Exercise description
Scan the data. Collect each line that contains the word "What".

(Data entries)
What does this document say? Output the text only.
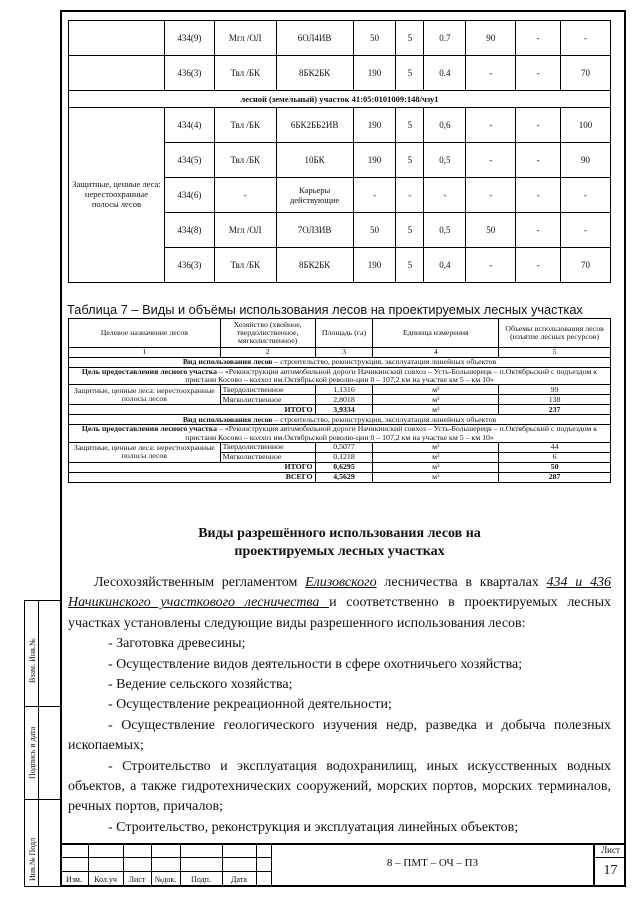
Взам. Инв.№
Подпись и дата
Инв.№ Подл
	434(9)	Мгл /ОЛ	6ОЛ4ИВ	50	5	0.7	90	-	-
	436(3)	Твл /БК	8БК2БК	190	5	0.4	-	-	70
лесной (земельный) участок 41:05:0101009:148/чзу1									
Защитные, ценные леса: нерестоохранные полосы лесов	434(4)	Твл /БК	6БК2ББ2ИВ	190	5	0,6	-	-	100
	434(5)	Твл /БК	10БК	190	5	0,5	-	-	90
	434(6)	-	Карьеры действующие	-	-	-	-	-	-
	434(8)	Мгл /ОЛ	7ОЛЗИВ	50	5	0,5	50	-	-
	436(3)	Твл /БК	8БК2БК	190	5	0,4	-	-	70
Таблица 7 – Виды и объёмы использования лесов на проектируемых лесных участках
Целевое назначение лесов	Хозяйство (хвойное, твердолиственное, мягколиственное)	Площадь (га)	Единица измерения	Объемы использования лесов (изъятие лесных ресурсов)
1	2	3	4	5
Вид использования лесов – строительство, реконструкция, эксплуатация линейных объектов				
Цель предоставления лесного участка – «Реконструкция автомобильной дороги Начикинский совхоз – Усть-Большерецк – п.Октябрьский с подъездом к пристани Косово – колхоз им.Октябрьской револю-ции 0 – 107,2 км на участке км 5 – км 10»				
Защитные, ценные леса: нерестоохранные полосы лесов	Твердолиственное	1,1316	м³	99
	Мягколиственное	2,8018	м³	138
ИТОГО		3,9334	м³	237
Вид использования лесов – строительство, реконструкция, эксплуатация линейных объектов				
Цель предоставления лесного участка – «Реконструкция автомобильной дороги Начикинский совхоз – Усть-Большерецк – п.Октябрьский с подъездом к пристани Косово – колхоз им.Октябрьской револю-ции 0 – 107,2 км на участке км 5 – км 10»				
Защитные, ценные леса: нерестоохранные полосы лесов	Твердолиственное	0,5077	м³	44
	Мягколиственное	0,1218	м³	6
ИТОГО		0,6295	м³	50
ВСЕГО		4,5629	м³	287
Виды разрешённого использования лесов на проектируемых лесных участках

Лесохозяйственным регламентом Елизовского лесничества в кварталах 434 и 436 Начикинского участкового лесничества и соответственно в проектируемых лесных участках установлены следующие виды разрешенного использования лесов:

- Заготовка древесины;

- Осуществление видов деятельности в сфере охотничьего хозяйства;

- Ведение сельского хозяйства;

- Осуществление рекреационной деятельности;

- Осуществление геологического изучения недр, разведка и добыча полезных ископаемых;

- Строительство и эксплуатация водохранилищ, иных искусственных водных объектов, а также гидротехнических сооружений, морских портов, морских терминалов, речных портов, причалов;

- Строительство, реконструкция и эксплуатация линейных объектов;

8 – ПМТ – ОЧ – ПЗ
Лист
17
Изм.	Кол.уч	Лист	№док.	Подп.	Дата
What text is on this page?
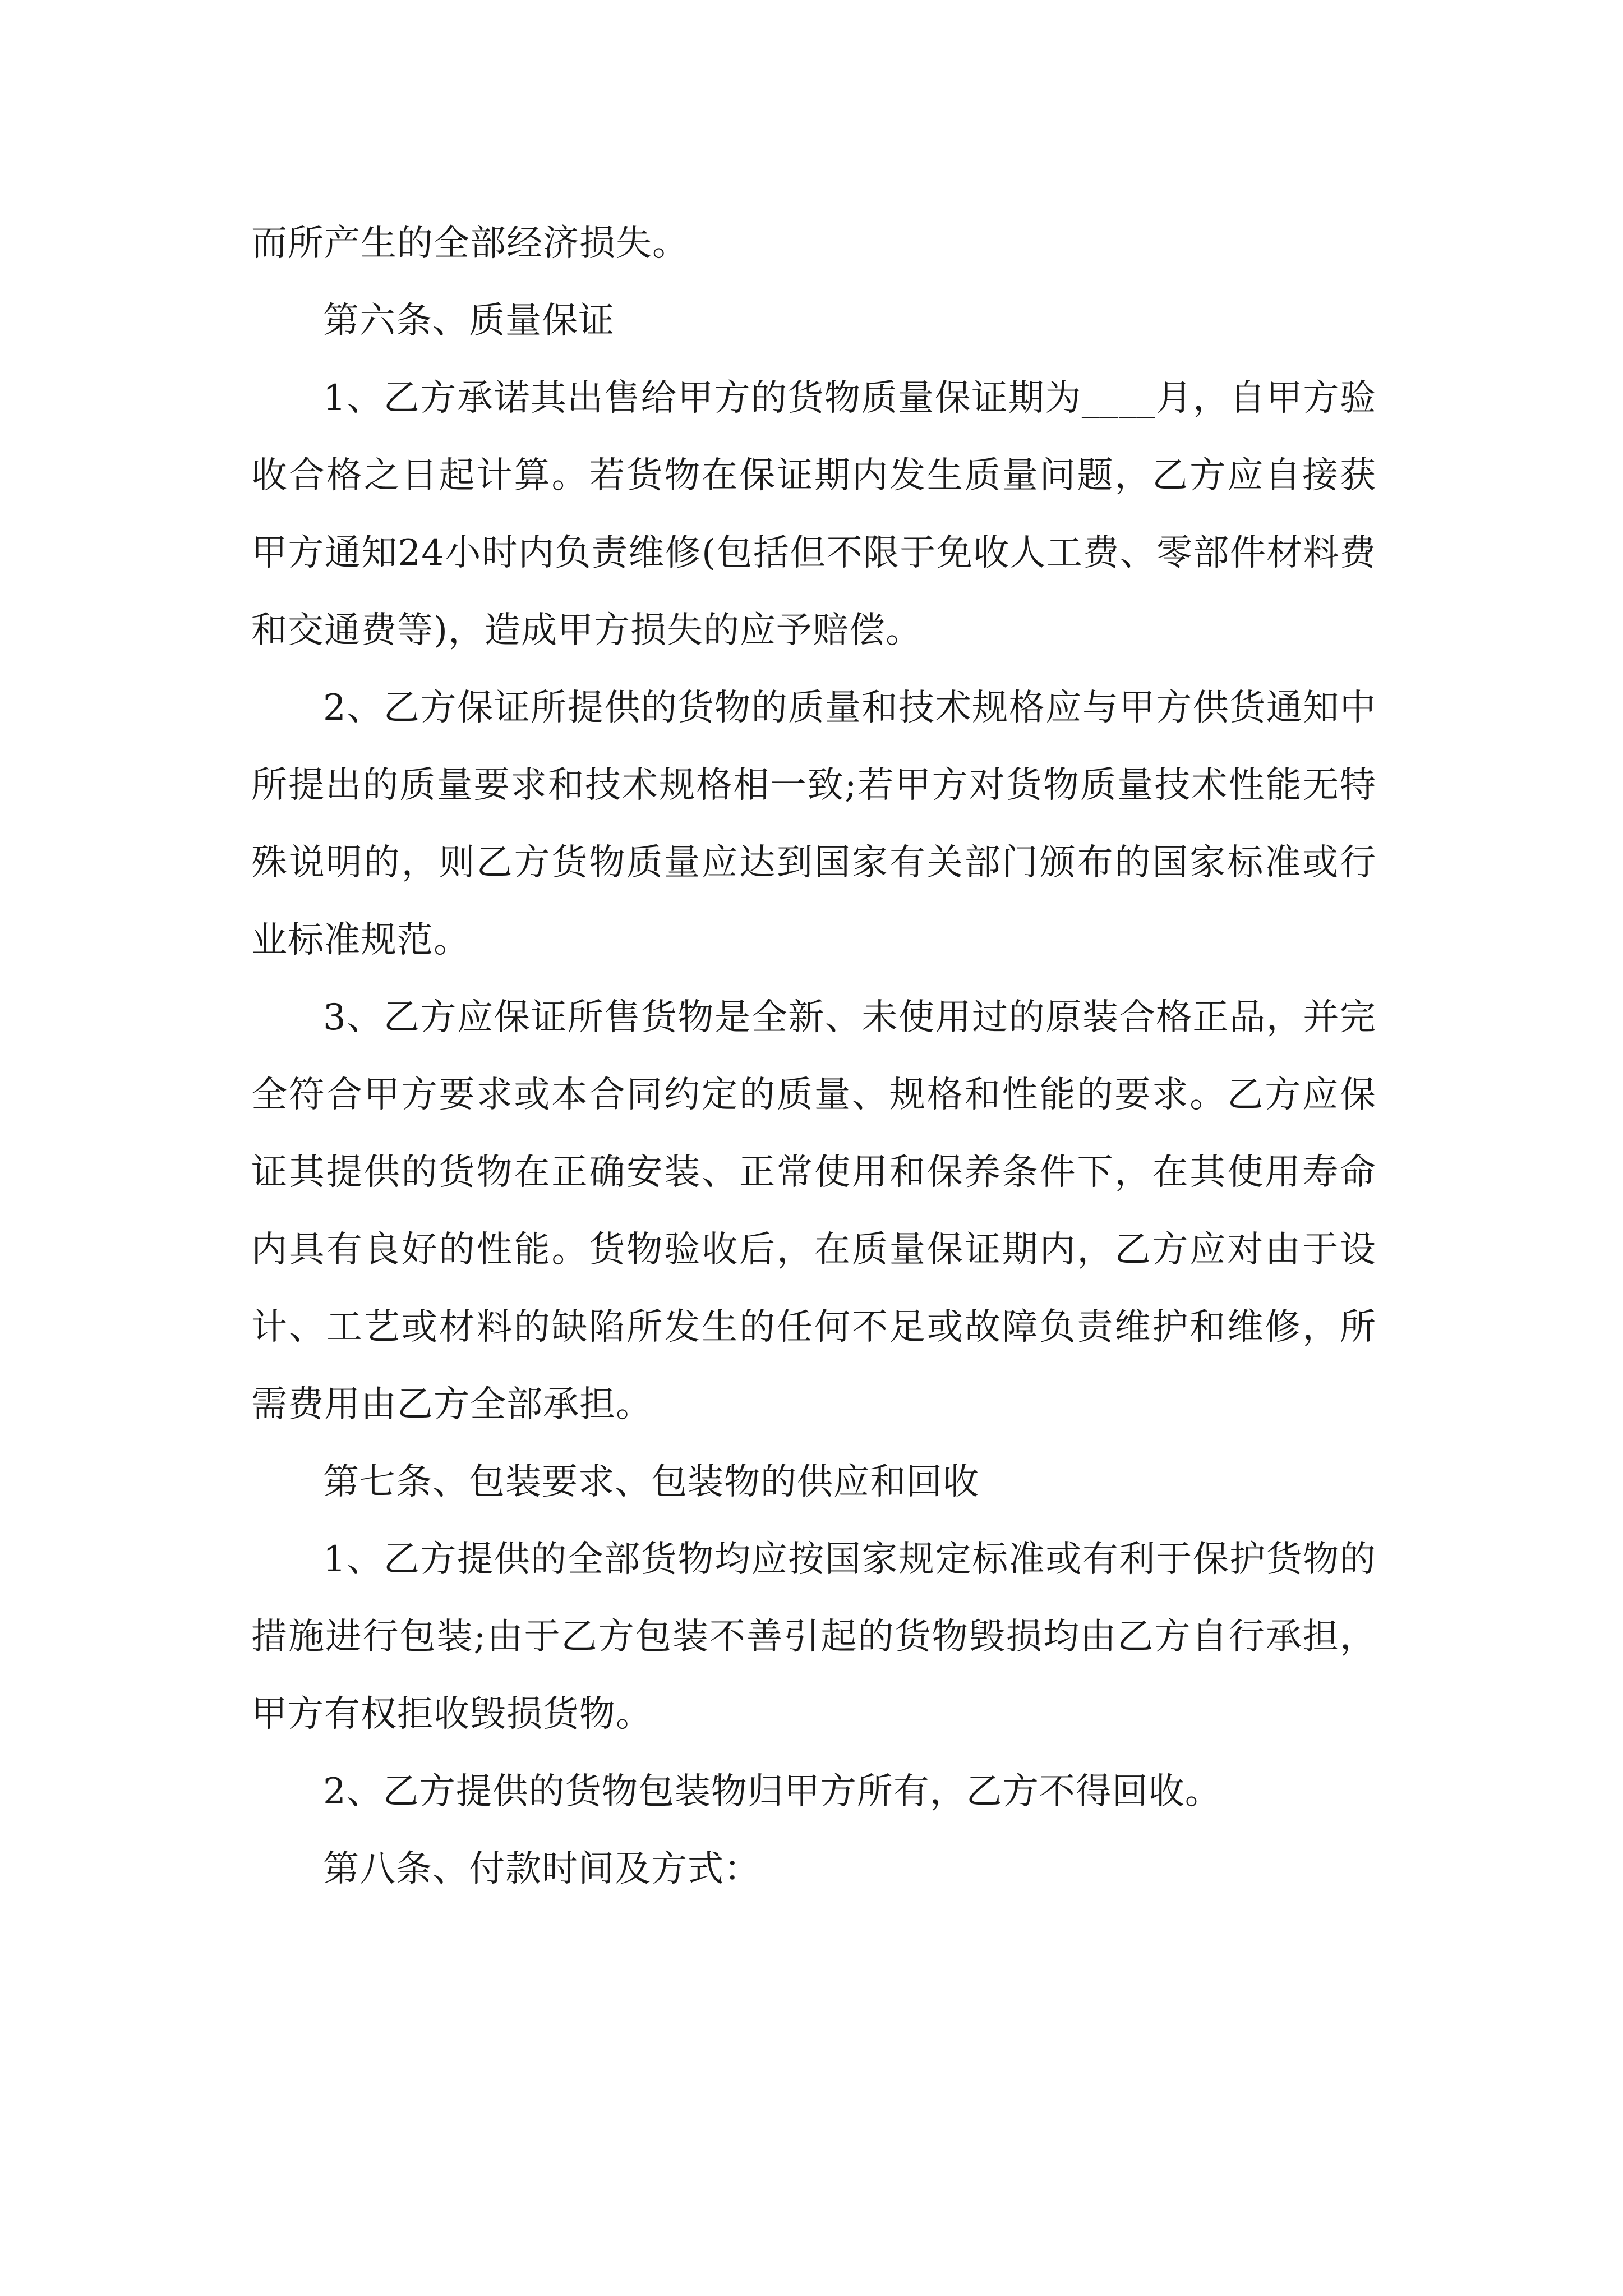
而所产生的全部经济损失。

第六条、质量保证

1、乙方承诺其出售给甲方的货物质量保证期为____月，自甲方验收合格之日起计算。若货物在保证期内发生质量问题，乙方应自接获甲方通知24小时内负责维修(包括但不限于免收人工费、零部件材料费和交通费等)，造成甲方损失的应予赔偿。

2、乙方保证所提供的货物的质量和技术规格应与甲方供货通知中所提出的质量要求和技术规格相一致;若甲方对货物质量技术性能无特殊说明的，则乙方货物质量应达到国家有关部门颁布的国家标准或行业标准规范。

3、乙方应保证所售货物是全新、未使用过的原装合格正品，并完全符合甲方要求或本合同约定的质量、规格和性能的要求。乙方应保证其提供的货物在正确安装、正常使用和保养条件下，在其使用寿命内具有良好的性能。货物验收后，在质量保证期内，乙方应对由于设计、工艺或材料的缺陷所发生的任何不足或故障负责维护和维修，所需费用由乙方全部承担。

第七条、包装要求、包装物的供应和回收

1、乙方提供的全部货物均应按国家规定标准或有利于保护货物的措施进行包装;由于乙方包装不善引起的货物毁损均由乙方自行承担，甲方有权拒收毁损货物。

2、乙方提供的货物包装物归甲方所有，乙方不得回收。

第八条、付款时间及方式：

Answer to the exercise
What does this document say? Output the text only.
What text is on this page?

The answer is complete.